These are just a few of the thoughts I am having in reflecting on Explore.Share.Now. In moving forward, I know I will call on the work of my colleagues and the students who have already carried out this work before.
On another note, a bigoted, anti-homosexual comment happened in class this week. The students were building a collaborative running-commentary of our discussion on the poem, “The Second Coming,” by W.H. Auden. From a reader who wishes to state the obvious, it is a religious poem about Revelations, the messiah, and possibly the apocalypse. It is a poem that is not immediately rendered understandable from a cerebral standpoint; it’s fluency and prosody with no set rhythm also matches the feel of the poem. There is nothing to latch onto. The center cannot hold… turning and turning.

Source information:

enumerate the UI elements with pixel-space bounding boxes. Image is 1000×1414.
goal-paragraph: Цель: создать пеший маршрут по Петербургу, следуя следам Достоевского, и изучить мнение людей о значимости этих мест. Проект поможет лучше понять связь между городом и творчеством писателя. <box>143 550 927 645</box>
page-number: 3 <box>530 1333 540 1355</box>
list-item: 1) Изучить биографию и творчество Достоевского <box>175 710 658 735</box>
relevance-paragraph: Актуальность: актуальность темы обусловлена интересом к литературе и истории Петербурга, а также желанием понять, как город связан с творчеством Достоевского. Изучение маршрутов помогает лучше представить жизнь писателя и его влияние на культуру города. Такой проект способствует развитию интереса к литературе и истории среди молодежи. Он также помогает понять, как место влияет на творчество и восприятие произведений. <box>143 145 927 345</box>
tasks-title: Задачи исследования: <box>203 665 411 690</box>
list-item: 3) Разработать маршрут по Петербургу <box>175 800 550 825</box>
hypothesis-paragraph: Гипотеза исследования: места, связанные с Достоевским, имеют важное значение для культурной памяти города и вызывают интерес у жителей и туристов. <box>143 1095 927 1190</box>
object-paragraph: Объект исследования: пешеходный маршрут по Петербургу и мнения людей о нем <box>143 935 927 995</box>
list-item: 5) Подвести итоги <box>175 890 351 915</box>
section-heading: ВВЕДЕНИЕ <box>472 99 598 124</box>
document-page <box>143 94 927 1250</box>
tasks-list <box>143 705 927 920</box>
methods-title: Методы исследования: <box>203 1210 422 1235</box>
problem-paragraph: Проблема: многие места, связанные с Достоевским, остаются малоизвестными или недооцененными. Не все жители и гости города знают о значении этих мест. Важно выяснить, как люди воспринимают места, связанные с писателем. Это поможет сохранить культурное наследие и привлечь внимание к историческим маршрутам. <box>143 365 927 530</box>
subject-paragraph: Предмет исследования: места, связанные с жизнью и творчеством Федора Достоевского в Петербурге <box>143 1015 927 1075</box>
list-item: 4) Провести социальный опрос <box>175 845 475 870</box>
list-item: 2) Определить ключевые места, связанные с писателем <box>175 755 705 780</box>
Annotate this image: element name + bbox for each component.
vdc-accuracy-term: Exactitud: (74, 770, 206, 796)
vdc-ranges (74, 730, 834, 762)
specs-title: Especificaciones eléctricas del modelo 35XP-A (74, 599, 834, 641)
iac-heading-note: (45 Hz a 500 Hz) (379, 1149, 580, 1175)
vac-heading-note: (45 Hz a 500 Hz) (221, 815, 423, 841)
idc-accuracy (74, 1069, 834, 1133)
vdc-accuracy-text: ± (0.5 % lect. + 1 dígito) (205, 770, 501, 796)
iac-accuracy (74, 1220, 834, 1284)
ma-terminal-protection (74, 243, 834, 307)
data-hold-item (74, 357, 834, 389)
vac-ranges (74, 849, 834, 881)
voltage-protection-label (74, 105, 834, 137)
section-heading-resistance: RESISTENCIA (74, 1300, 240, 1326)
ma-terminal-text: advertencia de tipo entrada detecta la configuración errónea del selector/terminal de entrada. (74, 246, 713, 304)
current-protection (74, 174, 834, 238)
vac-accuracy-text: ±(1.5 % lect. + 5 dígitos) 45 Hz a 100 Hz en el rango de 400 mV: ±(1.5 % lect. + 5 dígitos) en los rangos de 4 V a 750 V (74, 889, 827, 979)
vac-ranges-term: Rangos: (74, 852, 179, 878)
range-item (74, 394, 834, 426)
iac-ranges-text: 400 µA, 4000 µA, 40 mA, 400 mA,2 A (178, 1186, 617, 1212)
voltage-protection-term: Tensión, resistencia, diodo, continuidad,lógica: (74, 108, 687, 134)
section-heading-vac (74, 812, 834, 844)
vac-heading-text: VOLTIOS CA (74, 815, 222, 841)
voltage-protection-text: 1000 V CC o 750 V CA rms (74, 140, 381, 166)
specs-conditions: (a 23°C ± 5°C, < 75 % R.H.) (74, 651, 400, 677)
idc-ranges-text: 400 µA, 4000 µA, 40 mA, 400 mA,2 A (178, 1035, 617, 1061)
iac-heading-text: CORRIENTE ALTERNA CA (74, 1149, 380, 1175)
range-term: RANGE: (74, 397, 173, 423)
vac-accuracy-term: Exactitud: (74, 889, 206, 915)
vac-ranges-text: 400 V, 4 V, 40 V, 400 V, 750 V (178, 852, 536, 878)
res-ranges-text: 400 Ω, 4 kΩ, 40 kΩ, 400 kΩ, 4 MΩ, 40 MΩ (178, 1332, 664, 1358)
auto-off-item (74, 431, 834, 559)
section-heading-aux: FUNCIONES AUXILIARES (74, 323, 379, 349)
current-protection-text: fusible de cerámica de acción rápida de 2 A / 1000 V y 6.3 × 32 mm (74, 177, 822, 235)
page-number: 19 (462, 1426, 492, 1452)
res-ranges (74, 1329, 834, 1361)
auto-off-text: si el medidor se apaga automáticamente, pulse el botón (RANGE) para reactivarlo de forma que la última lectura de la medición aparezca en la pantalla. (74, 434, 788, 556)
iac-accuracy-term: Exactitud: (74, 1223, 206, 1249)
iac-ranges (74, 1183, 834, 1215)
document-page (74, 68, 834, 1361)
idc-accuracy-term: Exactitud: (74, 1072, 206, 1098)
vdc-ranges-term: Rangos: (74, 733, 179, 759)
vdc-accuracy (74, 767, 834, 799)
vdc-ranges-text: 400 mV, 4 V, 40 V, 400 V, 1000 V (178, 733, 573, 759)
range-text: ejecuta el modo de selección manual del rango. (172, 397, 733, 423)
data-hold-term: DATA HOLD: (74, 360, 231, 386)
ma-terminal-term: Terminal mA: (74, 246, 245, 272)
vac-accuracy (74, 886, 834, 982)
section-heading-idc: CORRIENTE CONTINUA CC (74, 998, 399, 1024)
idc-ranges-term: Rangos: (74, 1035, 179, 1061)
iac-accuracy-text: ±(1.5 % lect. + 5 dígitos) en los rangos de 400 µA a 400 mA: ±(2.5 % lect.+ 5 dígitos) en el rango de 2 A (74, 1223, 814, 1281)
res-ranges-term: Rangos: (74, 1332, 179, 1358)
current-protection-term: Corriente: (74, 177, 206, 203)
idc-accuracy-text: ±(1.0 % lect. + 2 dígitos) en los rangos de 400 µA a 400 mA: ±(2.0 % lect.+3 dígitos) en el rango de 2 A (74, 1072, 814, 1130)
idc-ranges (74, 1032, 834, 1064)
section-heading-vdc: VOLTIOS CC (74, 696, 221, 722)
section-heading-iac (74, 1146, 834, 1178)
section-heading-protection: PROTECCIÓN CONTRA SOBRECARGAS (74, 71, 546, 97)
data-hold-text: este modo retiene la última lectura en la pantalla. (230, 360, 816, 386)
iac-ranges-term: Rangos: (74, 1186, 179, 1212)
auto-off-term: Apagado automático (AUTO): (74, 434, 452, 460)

Work required: Continue the reflection on the class discussion of "The Second Coming," picking up after its final sentence.

Response area:
Still, the bigoted comment happened. I paused the class when I noticed the comment up on the white screen. The comment was immediately erased and I addressed the student who wrote the comment to see me after class. There is no place for this kind of commentary in class, in the world, as a joke, as an under-handed comment, as a thought, as a language, or as a behavior. The student, the victim, the student’s advisor, and I convened the next day to talk about moving forward from this comment. This kind of comment clearly begets a public apology, not only to the class, but to all students in this school who may be struggling with their sense of self. It imposes a norm that it is okay to make this kind of joke. We spoke about this in the meeting. I wanted to hear what it was that led up to the thought to the hand to appear on the board. I wanted to hear from the student what he remembered from the class leading up to that comment to see if I could pinpoint an exact or estimated cause of the infraction/hate-crime. This was important to know. I do have a strategy for carrying out rehabilitative work:
- Do not immediately react. Ask to speak with the student after class.
- Listen to the student. Ask the student questions about what he remembers leading up to the infraction. You are not here to judge, only to listen to the chronology of thought and action leading to the error.
- State your own story (if present) of what you remember happening leading up to the infraction.
- Do not compare stories. This will only lead to a problem of perception. Keep the focus on the infraction. It happened and there are consequences.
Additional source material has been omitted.